[Stored records]
# # # # # # #
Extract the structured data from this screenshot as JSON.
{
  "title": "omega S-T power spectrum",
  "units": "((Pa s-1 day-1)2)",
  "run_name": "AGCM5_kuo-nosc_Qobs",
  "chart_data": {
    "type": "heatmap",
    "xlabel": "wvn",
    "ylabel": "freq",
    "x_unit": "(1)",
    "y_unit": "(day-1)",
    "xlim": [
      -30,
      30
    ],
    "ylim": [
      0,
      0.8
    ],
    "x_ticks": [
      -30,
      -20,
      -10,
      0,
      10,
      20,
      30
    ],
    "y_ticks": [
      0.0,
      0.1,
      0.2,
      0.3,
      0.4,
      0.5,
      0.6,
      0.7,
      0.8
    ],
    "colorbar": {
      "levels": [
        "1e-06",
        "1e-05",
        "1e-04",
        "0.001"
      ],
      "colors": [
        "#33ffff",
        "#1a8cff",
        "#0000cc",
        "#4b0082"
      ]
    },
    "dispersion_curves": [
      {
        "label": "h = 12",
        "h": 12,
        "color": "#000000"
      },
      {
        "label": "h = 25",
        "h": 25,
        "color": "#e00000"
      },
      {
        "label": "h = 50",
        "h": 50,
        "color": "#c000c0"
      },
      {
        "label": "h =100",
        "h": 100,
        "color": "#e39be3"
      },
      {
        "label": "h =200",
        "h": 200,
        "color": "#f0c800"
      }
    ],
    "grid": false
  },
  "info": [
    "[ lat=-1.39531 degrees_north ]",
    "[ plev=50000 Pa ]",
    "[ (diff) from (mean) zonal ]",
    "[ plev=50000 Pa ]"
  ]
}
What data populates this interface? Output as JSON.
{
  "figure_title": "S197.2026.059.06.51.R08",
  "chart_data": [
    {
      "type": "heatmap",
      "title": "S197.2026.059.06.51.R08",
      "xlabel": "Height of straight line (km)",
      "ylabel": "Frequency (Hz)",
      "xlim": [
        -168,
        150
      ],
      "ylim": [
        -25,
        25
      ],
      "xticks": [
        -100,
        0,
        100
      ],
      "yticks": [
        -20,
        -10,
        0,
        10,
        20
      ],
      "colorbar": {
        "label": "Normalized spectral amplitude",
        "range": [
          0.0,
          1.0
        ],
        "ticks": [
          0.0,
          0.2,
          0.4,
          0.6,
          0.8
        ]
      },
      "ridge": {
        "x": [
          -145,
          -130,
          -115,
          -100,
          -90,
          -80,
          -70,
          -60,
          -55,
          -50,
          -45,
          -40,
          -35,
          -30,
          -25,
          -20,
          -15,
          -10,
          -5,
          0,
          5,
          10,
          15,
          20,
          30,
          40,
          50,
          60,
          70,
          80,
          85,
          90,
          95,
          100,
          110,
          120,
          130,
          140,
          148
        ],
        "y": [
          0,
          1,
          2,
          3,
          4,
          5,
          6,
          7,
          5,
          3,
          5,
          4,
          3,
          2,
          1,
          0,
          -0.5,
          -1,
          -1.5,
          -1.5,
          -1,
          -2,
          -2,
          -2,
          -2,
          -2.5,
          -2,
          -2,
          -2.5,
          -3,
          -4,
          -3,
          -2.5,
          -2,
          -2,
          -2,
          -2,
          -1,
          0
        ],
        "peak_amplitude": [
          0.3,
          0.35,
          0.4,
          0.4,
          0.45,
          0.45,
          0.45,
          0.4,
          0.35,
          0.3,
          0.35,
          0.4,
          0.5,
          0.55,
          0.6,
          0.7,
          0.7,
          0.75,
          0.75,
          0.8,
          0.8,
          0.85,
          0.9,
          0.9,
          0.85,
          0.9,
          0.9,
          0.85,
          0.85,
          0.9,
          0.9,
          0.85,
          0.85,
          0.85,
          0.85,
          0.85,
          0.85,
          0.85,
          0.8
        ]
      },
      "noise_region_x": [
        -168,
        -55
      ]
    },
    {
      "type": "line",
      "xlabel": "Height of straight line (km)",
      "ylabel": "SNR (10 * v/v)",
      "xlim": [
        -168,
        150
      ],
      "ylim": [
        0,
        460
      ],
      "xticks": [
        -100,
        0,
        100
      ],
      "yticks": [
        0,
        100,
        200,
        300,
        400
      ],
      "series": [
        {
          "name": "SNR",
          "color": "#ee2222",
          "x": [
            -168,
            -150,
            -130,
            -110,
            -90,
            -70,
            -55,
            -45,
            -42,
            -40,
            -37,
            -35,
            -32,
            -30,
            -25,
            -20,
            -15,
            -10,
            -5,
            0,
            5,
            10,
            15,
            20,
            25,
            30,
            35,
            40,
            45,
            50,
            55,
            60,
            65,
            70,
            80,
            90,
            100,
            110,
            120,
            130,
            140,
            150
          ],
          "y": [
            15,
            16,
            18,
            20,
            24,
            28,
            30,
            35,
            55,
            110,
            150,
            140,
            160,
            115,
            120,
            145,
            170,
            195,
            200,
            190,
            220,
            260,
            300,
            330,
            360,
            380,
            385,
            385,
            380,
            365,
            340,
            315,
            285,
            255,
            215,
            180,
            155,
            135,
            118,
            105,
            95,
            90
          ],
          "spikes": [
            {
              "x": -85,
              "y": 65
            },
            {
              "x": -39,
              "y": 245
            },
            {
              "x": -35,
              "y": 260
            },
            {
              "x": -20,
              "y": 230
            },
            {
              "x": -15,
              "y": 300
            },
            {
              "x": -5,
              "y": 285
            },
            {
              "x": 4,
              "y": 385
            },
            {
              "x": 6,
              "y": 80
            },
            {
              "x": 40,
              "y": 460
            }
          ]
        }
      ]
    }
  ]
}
# # # # # # #
REQUIRED TASK. Return each entry from the material above exactly as it appears.

THE OUTPUT.
Extract the structured data from this screenshot as JSON.
{
  "title": "omega S-T power spectrum",
  "units": "((Pa s-1 day-1)2)",
  "run_name": "AGCM5_kuo-nosc_Qobs",
  "chart_data": {
    "type": "heatmap",
    "xlabel": "wvn",
    "ylabel": "freq",
    "x_unit": "(1)",
    "y_unit": "(day-1)",
    "xlim": [
      -30,
      30
    ],
    "ylim": [
      0,
      0.8
    ],
    "x_ticks": [
      -30,
      -20,
      -10,
      0,
      10,
      20,
      30
    ],
    "y_ticks": [
      0.0,
      0.1,
      0.2,
      0.3,
      0.4,
      0.5,
      0.6,
      0.7,
      0.8
    ],
    "colorbar": {
      "levels": [
        "1e-06",
        "1e-05",
        "1e-04",
        "0.001"
      ],
      "colors": [
        "#33ffff",
        "#1a8cff",
        "#0000cc",
        "#4b0082"
      ]
    },
    "dispersion_curves": [
      {
        "label": "h = 12",
        "h": 12,
        "color": "#000000"
      },
      {
        "label": "h = 25",
        "h": 25,
        "color": "#e00000"
      },
      {
        "label": "h = 50",
        "h": 50,
        "color": "#c000c0"
      },
      {
        "label": "h =100",
        "h": 100,
        "color": "#e39be3"
      },
      {
        "label": "h =200",
        "h": 200,
        "color": "#f0c800"
      }
    ],
    "grid": false
  },
  "info": [
    "[ lat=-1.39531 degrees_north ]",
    "[ plev=50000 Pa ]",
    "[ (diff) from (mean) zonal ]",
    "[ plev=50000 Pa ]"
  ]
}
What data populates this interface? Output as JSON.
{
  "figure_title": "S197.2026.059.06.51.R08",
  "chart_data": [
    {
      "type": "heatmap",
      "title": "S197.2026.059.06.51.R08",
      "xlabel": "Height of straight line (km)",
      "ylabel": "Frequency (Hz)",
      "xlim": [
        -168,
        150
      ],
      "ylim": [
        -25,
        25
      ],
      "xticks": [
        -100,
        0,
        100
      ],
      "yticks": [
        -20,
        -10,
        0,
        10,
        20
      ],
      "colorbar": {
        "label": "Normalized spectral amplitude",
        "range": [
          0.0,
          1.0
        ],
        "ticks": [
          0.0,
          0.2,
          0.4,
          0.6,
          0.8
        ]
      },
      "ridge": {
        "x": [
          -145,
          -130,
          -115,
          -100,
          -90,
          -80,
          -70,
          -60,
          -55,
          -50,
          -45,
          -40,
          -35,
          -30,
          -25,
          -20,
          -15,
          -10,
          -5,
          0,
          5,
          10,
          15,
          20,
          30,
          40,
          50,
          60,
          70,
          80,
          85,
          90,
          95,
          100,
          110,
          120,
          130,
          140,
          148
        ],
        "y": [
          0,
          1,
          2,
          3,
          4,
          5,
          6,
          7,
          5,
          3,
          5,
          4,
          3,
          2,
          1,
          0,
          -0.5,
          -1,
          -1.5,
          -1.5,
          -1,
          -2,
          -2,
          -2,
          -2,
          -2.5,
          -2,
          -2,
          -2.5,
          -3,
          -4,
          -3,
          -2.5,
          -2,
          -2,
          -2,
          -2,
          -1,
          0
        ],
        "peak_amplitude": [
          0.3,
          0.35,
          0.4,
          0.4,
          0.45,
          0.45,
          0.45,
          0.4,
          0.35,
          0.3,
          0.35,
          0.4,
          0.5,
          0.55,
          0.6,
          0.7,
          0.7,
          0.75,
          0.75,
          0.8,
          0.8,
          0.85,
          0.9,
          0.9,
          0.85,
          0.9,
          0.9,
          0.85,
          0.85,
          0.9,
          0.9,
          0.85,
          0.85,
          0.85,
          0.85,
          0.85,
          0.85,
          0.85,
          0.8
        ]
      },
      "noise_region_x": [
        -168,
        -55
      ]
    },
    {
      "type": "line",
      "xlabel": "Height of straight line (km)",
      "ylabel": "SNR (10 * v/v)",
      "xlim": [
        -168,
        150
      ],
      "ylim": [
        0,
        460
      ],
      "xticks": [
        -100,
        0,
        100
      ],
      "yticks": [
        0,
        100,
        200,
        300,
        400
      ],
      "series": [
        {
          "name": "SNR",
          "color": "#ee2222",
          "x": [
            -168,
            -150,
            -130,
            -110,
            -90,
            -70,
            -55,
            -45,
            -42,
            -40,
            -37,
            -35,
            -32,
            -30,
            -25,
            -20,
            -15,
            -10,
            -5,
            0,
            5,
            10,
            15,
            20,
            25,
            30,
            35,
            40,
            45,
            50,
            55,
            60,
            65,
            70,
            80,
            90,
            100,
            110,
            120,
            130,
            140,
            150
          ],
          "y": [
            15,
            16,
            18,
            20,
            24,
            28,
            30,
            35,
            55,
            110,
            150,
            140,
            160,
            115,
            120,
            145,
            170,
            195,
            200,
            190,
            220,
            260,
            300,
            330,
            360,
            380,
            385,
            385,
            380,
            365,
            340,
            315,
            285,
            255,
            215,
            180,
            155,
            135,
            118,
            105,
            95,
            90
          ],
          "spikes": [
            {
              "x": -85,
              "y": 65
            },
            {
              "x": -39,
              "y": 245
            },
            {
              "x": -35,
              "y": 260
            },
            {
              "x": -20,
              "y": 230
            },
            {
              "x": -15,
              "y": 300
            },
            {
              "x": -5,
              "y": 285
            },
            {
              "x": 4,
              "y": 385
            },
            {
              "x": 6,
              "y": 80
            },
            {
              "x": 40,
              "y": 460
            }
          ]
        }
      ]
    }
  ]
}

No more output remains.